• [Given task]: Reproduce the fintech insurance guide below verbatim, from its title through its final sentence.

• [Supplied passage]:
════════════════════

Fintech insurance guide: 5 strategies to grow, retain and monetise users

In a nutshell
- Insurance plays a major role in helping fintechs acquire and retain customers, particularly in a crowded market.
- Embedding insurance into user accounts is an easy way to differentiate your offer and build the legitimacy to cross-sell insurance.
- In more mature cases, transactional or standalone insurance products can bolster a fintech's embedded insurance strategy.
Fintech insurance is no longer a nice-to-have — it's one of the most powerful tools available to grow your user base, drive loyalty and unlock new revenue streams.
But not all fintech insurance strategies are created equal. Even some of the most successful fintechs are still offering insurance products that generate little value for users and even less return for the business.
Here are 5 practical aysbuilding a fintech insurance strategy that actually works.

════════════════════

• [Data segment]:

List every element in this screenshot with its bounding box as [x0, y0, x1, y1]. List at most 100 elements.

════════════════════

• [Response]:
Fintech insurance guide: 5 strategies to grow, retain and monetise users

In a nutshell
- Insurance plays a major role in helping fintechs acquire and retain customers, particularly in a crowded market.
- Embedding insurance into user accounts is an easy way to differentiate your offer and build the legitimacy to cross-sell insurance.
- In more mature cases, transactional or standalone insurance products can bolster a fintech's embedded insurance strategy.
Fintech insurance is no longer a nice-to-have — it's one of the most powerful tools available to grow your user base, drive loyalty and unlock new revenue streams.
But not all fintech insurance strategies are created equal. Even some of the most successful fintechs are still offering insurance products that generate little value for users and even less return for the business.
Here are 5 practical aysbuilding a fintech insurance strategy that actually works.